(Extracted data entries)

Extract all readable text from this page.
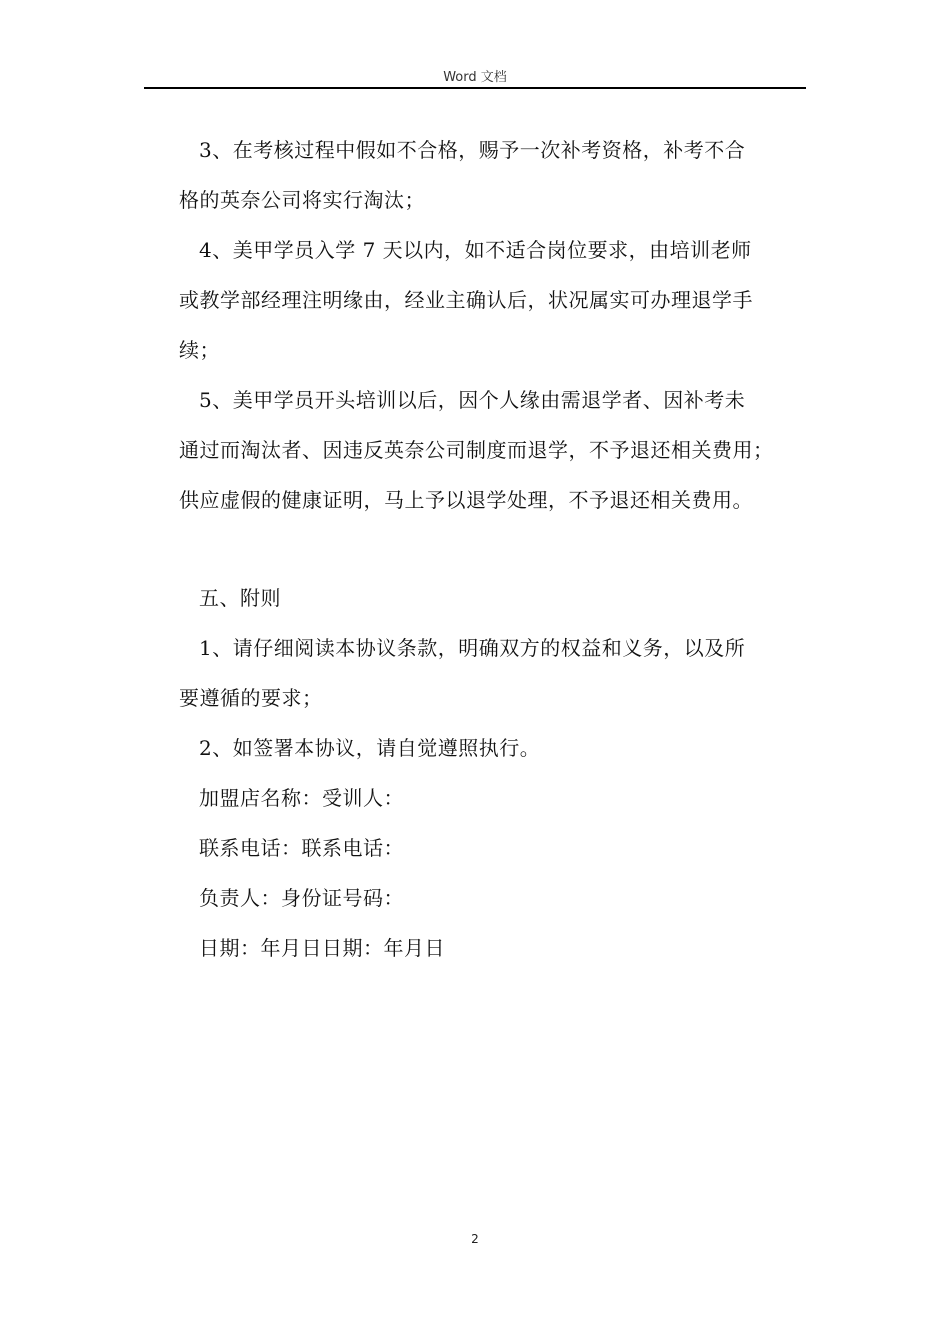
Word 文档
3、在考核过程中假如不合格，赐予一次补考资格，补考不合
格的英奈公司将实行淘汰；
4、美甲学员入学 7 天以内，如不适合岗位要求，由培训老师
或教学部经理注明缘由，经业主确认后，状况属实可办理退学手
续；
5、美甲学员开头培训以后，因个人缘由需退学者、因补考未
通过而淘汰者、因违反英奈公司制度而退学，不予退还相关费用；
供应虚假的健康证明，马上予以退学处理，不予退还相关费用。
五、附则
1、请仔细阅读本协议条款，明确双方的权益和义务，以及所
要遵循的要求；
2、如签署本协议，请自觉遵照执行。
加盟店名称：受训人：
联系电话：联系电话：
负责人：身份证号码：
日期：年月日日期：年月日
2
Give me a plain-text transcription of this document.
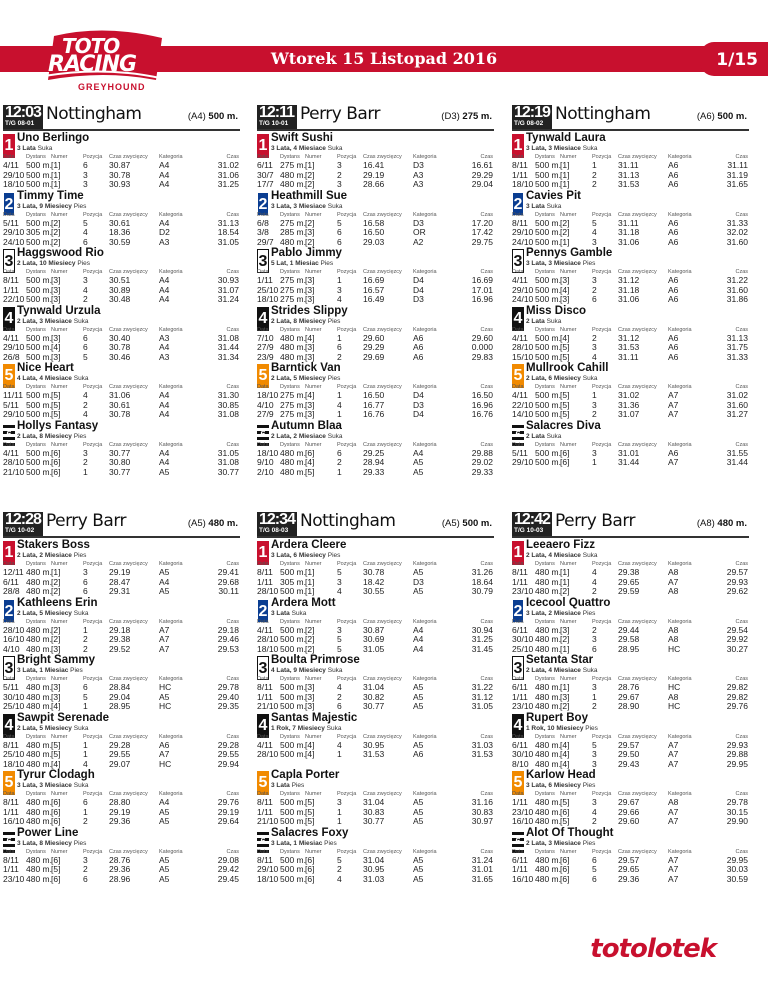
Wtorek 15 Listopad 2016	1/15
TOTO
RACING
GREYHOUND
12:03
T/G 08-01 Nottingham	(A4) 500 m.
1 Uno Berlingo
3 Lata Suka
Data Dystans Numer	Pozycja Czas zwycięzcy Kategoria	Czas
4/11 500 m. [1]	6	30.87	A4	31.02
29/10 500 m. [1]	3	30.78	A4	31.06
18/10 500 m. [1]	3	30.93	A4	31.25
2 Timmy Time
3 Lata, 9 Miesiecy Pies
Data Dystans Numer	Pozycja Czas zwycięzcy Kategoria	Czas
5/11 500 m. [2]	5	30.61	A4	31.13
29/10 305 m. [2]	4	18.36	D2	18.54
24/10 500 m. [2]	6	30.59	A3	31.05
3 Haggswood Rio
2 Lata, 10 Miesiecy Pies
Data Dystans Numer	Pozycja Czas zwycięzcy Kategoria	Czas
8/11 500 m. [3]	3	30.51	A4	30.93
1/11 500 m. [3]	4	30.89	A4	31.07
22/10 500 m. [3]	2	30.48	A4	31.24
4 Tynwald Urzula
2 Lata, 3 Miesiace Suka
Data Dystans Numer	Pozycja Czas zwycięzcy Kategoria	Czas
4/11 500 m. [3]	6	30.40	A3	31.08
29/10 500 m. [4]	6	30.78	A4	31.44
26/8 500 m. [3]	5	30.46	A3	31.34
5 Nice Heart
4 Lata, 4 Miesiace Suka
Data Dystans Numer	Pozycja Czas zwycięzcy Kategoria	Czas
11/11 500 m. [5]	4	31.06	A4	31.30
5/11 500 m. [5]	2	30.61	A4	30.85
29/10 500 m. [5]	4	30.78	A4	31.08
6
Hollys Fantasy
2 Lata, 8 Miesiecy Pies
Data Dystans Numer	Pozycja Czas zwycięzcy Kategoria	Czas
4/11 500 m. [6]	3	30.77	A4	31.05
28/10 500 m. [6]	2	30.80	A4	31.08
21/10 500 m. [6]	1	30.77	A5	30.77
12:11
T/G 10-01 Perry Barr	(D3) 275 m.
1 Swift Sushi
3 Lata, 4 Miesiace Suka
Data Dystans Numer	Pozycja Czas zwycięzcy Kategoria	Czas
6/11 275 m. [1]	3	16.41	D3	16.61
30/7 480 m. [2]	2	29.19	A3	29.29
17/7 480 m. [2]	3	28.66	A3	29.04
2 Heathmill Sue
3 Lata, 3 Miesiace Suka
Data Dystans Numer	Pozycja Czas zwycięzcy Kategoria	Czas
6/8 275 m. [2]	5	16.58	D3	17.20
3/8 285 m. [3]	6	16.50	OR	17.42
29/7 480 m. [2]	6	29.03	A2	29.75
3 Pablo Jimmy
5 Lat, 1 Miesiac Pies
Data Dystans Numer	Pozycja Czas zwycięzcy Kategoria	Czas
1/11 275 m. [3]	1	16.69	D4	16.69
25/10 275 m. [3]	3	16.57	D4	17.01
18/10 275 m. [3]	4	16.49	D3	16.96
4 Strides Slippy
2 Lata, 8 Miesiecy Pies
Data Dystans Numer	Pozycja Czas zwycięzcy Kategoria	Czas
7/10 480 m. [4]	1	29.60	A6	29.60
27/9 480 m. [3]	6	29.29	A6	0.000
23/9 480 m. [3]	2	29.69	A6	29.83
5 Barntick Van
2 Lata, 5 Miesiecy Pies
Data Dystans Numer	Pozycja Czas zwycięzcy Kategoria	Czas
18/10 275 m. [4]	1	16.50	D4	16.50
4/10 275 m. [3]	4	16.77	D3	16.96
27/9 275 m. [3]	1	16.76	D4	16.76
6
Autumn Blaa
2 Lata, 2 Miesiace Suka
Data Dystans Numer	Pozycja Czas zwycięzcy Kategoria	Czas
18/10 480 m. [6]	6	29.25	A4	29.88
9/10 480 m. [4]	2	28.94	A5	29.02
2/10 480 m. [5]	1	29.33	A5	29.33
12:19
T/G 08-02 Nottingham	(A6) 500 m.
1 Tynwald Laura
3 Lata, 3 Miesiace Suka
Data Dystans Numer	Pozycja Czas zwycięzcy Kategoria	Czas
8/11 500 m. [1]	1	31.11	A6	31.11
1/11 500 m. [1]	2	31.13	A6	31.19
18/10 500 m. [1]	2	31.53	A6	31.65
2 Cavies Pit
3 Lata Suka
Data Dystans Numer	Pozycja Czas zwycięzcy Kategoria	Czas
8/11 500 m. [2]	5	31.11	A6	31.33
29/10 500 m. [2]	4	31.18	A6	32.02
24/10 500 m. [1]	3	31.06	A6	31.60
3 Pennys Gamble
3 Lata, 3 Miesiace Pies
Data Dystans Numer	Pozycja Czas zwycięzcy Kategoria	Czas
4/11 500 m. [3]	3	31.12	A6	31.22
29/10 500 m. [4]	2	31.18	A6	31.60
24/10 500 m. [3]	6	31.06	A6	31.86
4 Miss Disco
2 Lata Suka
Data Dystans Numer	Pozycja Czas zwycięzcy Kategoria	Czas
4/11 500 m. [4]	2	31.12	A6	31.13
28/10 500 m. [5]	3	31.53	A6	31.75
15/10 500 m. [5]	4	31.11	A6	31.33
5 Mullrook Cahill
2 Lata, 6 Miesiecy Suka
Data Dystans Numer	Pozycja Czas zwycięzcy Kategoria	Czas
4/11 500 m. [5]	1	31.02	A7	31.02
22/10 500 m. [5]	3	31.36	A7	31.60
14/10 500 m. [5]	2	31.07	A7	31.27
6
Salacres Diva
2 Lata Suka
Data Dystans Numer	Pozycja Czas zwycięzcy Kategoria	Czas
5/11 500 m. [6]	3	31.01	A6	31.55
29/10 500 m. [6]	1	31.44	A7	31.44
12:28
T/G 10-02 Perry Barr	(A5) 480 m.
1 Stakers Boss
2 Lata, 2 Miesiace Pies
Data Dystans Numer	Pozycja Czas zwycięzcy Kategoria	Czas
12/11 480 m. [1]	3	29.19	A5	29.41
6/11 480 m. [2]	6	28.47	A4	29.68
28/8 480 m. [2]	6	29.31	A5	30.11
2 Kathleens Erin
2 Lata, 5 Miesiecy Suka
Data Dystans Numer	Pozycja Czas zwycięzcy Kategoria	Czas
28/10 480 m. [2]	1	29.18	A7	29.18
16/10 480 m. [2]	2	29.38	A7	29.46
4/10 480 m. [3]	2	29.52	A7	29.53
3 Bright Sammy
3 Lata, 1 Miesiac Pies
Data Dystans Numer	Pozycja Czas zwycięzcy Kategoria	Czas
5/11 480 m. [3]	6	28.84	HC	29.78
30/10 480 m. [3]	5	29.04	A5	29.40
25/10 480 m. [4]	1	28.95	HC	29.35
4 Sawpit Serenade
2 Lata, 5 Miesiecy Suka
Data Dystans Numer	Pozycja Czas zwycięzcy Kategoria	Czas
8/11 480 m. [5]	1	29.28	A6	29.28
25/10 480 m. [5]	1	29.55	A7	29.55
18/10 480 m. [4]	4	29.07	HC	29.94
5 Tyrur Clodagh
3 Lata, 3 Miesiace Suka
Data Dystans Numer	Pozycja Czas zwycięzcy Kategoria	Czas
8/11 480 m. [6]	6	28.80	A4	29.76
1/11 480 m. [6]	1	29.19	A5	29.19
16/10 480 m. [6]	2	29.36	A5	29.64
6
Power Line
3 Lata, 8 Miesiecy Pies
Data Dystans Numer	Pozycja Czas zwycięzcy Kategoria	Czas
8/11 480 m. [6]	3	28.76	A5	29.08
1/11 480 m. [5]	2	29.36	A5	29.42
23/10 480 m. [6]	6	28.96	A5	29.45
12:34
T/G 08-03 Nottingham	(A5) 500 m.
1 Ardera Cleere
3 Lata, 6 Miesiecy Pies
Data Dystans Numer	Pozycja Czas zwycięzcy Kategoria	Czas
8/11 500 m. [1]	5	30.78	A5	31.26
1/11 305 m. [1]	3	18.42	D3	18.64
28/10 500 m. [1]	4	30.55	A5	30.79
2 Ardera Mott
3 Lata Suka
Data Dystans Numer	Pozycja Czas zwycięzcy Kategoria	Czas
4/11 500 m. [2]	3	30.87	A4	30.94
28/10 500 m. [2]	5	30.69	A4	31.25
18/10 500 m. [2]	5	31.05	A4	31.45
3 Boulta Primrose
4 Lata, 9 Miesiecy Suka
Data Dystans Numer	Pozycja Czas zwycięzcy Kategoria	Czas
8/11 500 m. [3]	4	31.04	A5	31.22
1/11 500 m. [3]	2	30.82	A5	31.12
21/10 500 m. [3]	6	30.77	A5	31.05
4 Santas Majestic
1 Rok, 7 Miesiecy Suka
Data Dystans Numer	Pozycja Czas zwycięzcy Kategoria	Czas
4/11 500 m. [4]	4	30.95	A5	31.03
28/10 500 m. [4]	1	31.53	A6	31.53
5 Capla Porter
3 Lata Pies
Data Dystans Numer	Pozycja Czas zwycięzcy Kategoria	Czas
8/11 500 m. [5]	3	31.04	A5	31.16
1/11 500 m. [5]	1	30.83	A5	30.83
21/10 500 m. [5]	1	30.77	A5	30.97
6
Salacres Foxy
3 Lata, 1 Miesiac Pies
Data Dystans Numer	Pozycja Czas zwycięzcy Kategoria	Czas
8/11 500 m. [6]	5	31.04	A5	31.24
29/10 500 m. [6]	2	30.95	A5	31.01
18/10 500 m. [6]	4	31.03	A5	31.65
12:42
T/G 10-03 Perry Barr	(A8) 480 m.
1 Leeaero Fizz
2 Lata, 4 Miesiace Suka
Data Dystans Numer	Pozycja Czas zwycięzcy Kategoria	Czas
8/11 480 m. [1]	4	29.38	A8	29.57
1/11 480 m. [1]	4	29.65	A7	29.93
23/10 480 m. [2]	2	29.59	A8	29.62
2 Icecool Quattro
3 Lata, 2 Miesiace Pies
Data Dystans Numer	Pozycja Czas zwycięzcy Kategoria	Czas
6/11 480 m. [3]	2	29.44	A8	29.54
30/10 480 m. [2]	3	29.58	A8	29.92
25/10 480 m. [1]	6	28.95	HC	30.27
3 Setanta Star
2 Lata, 4 Miesiace Suka
Data Dystans Numer	Pozycja Czas zwycięzcy Kategoria	Czas
6/11 480 m. [1]	3	28.76	HC	29.82
1/11 480 m. [3]	1	29.67	A8	29.82
23/10 480 m. [2]	2	28.90	HC	29.76
4 Rupert Boy
1 Rok, 10 Miesiecy Pies
Data Dystans Numer	Pozycja Czas zwycięzcy Kategoria	Czas
6/11 480 m. [4]	5	29.57	A7	29.93
30/10 480 m. [4]	3	29.50	A7	29.88
8/10 480 m. [4]	3	29.43	A7	29.95
5 Karlow Head
3 Lata, 6 Miesiecy Pies
Data Dystans Numer	Pozycja Czas zwycięzcy Kategoria	Czas
1/11 480 m. [5]	3	29.67	A8	29.78
23/10 480 m. [6]	4	29.66	A7	30.15
16/10 480 m. [5]	2	29.60	A7	29.90
6
Alot Of Thought
2 Lata, 3 Miesiace Pies
Data Dystans Numer	Pozycja Czas zwycięzcy Kategoria	Czas
6/11 480 m. [6]	6	29.57	A7	29.95
1/11 480 m. [6]	5	29.65	A7	30.03
16/10 480 m. [6]	6	29.36	A7	30.59
totolotek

### What you need to do
Copy out every line from the material above in which the word "this" appears.

### The answer
Extract all readable text from this page.
Give me a plain-text transcription of this document.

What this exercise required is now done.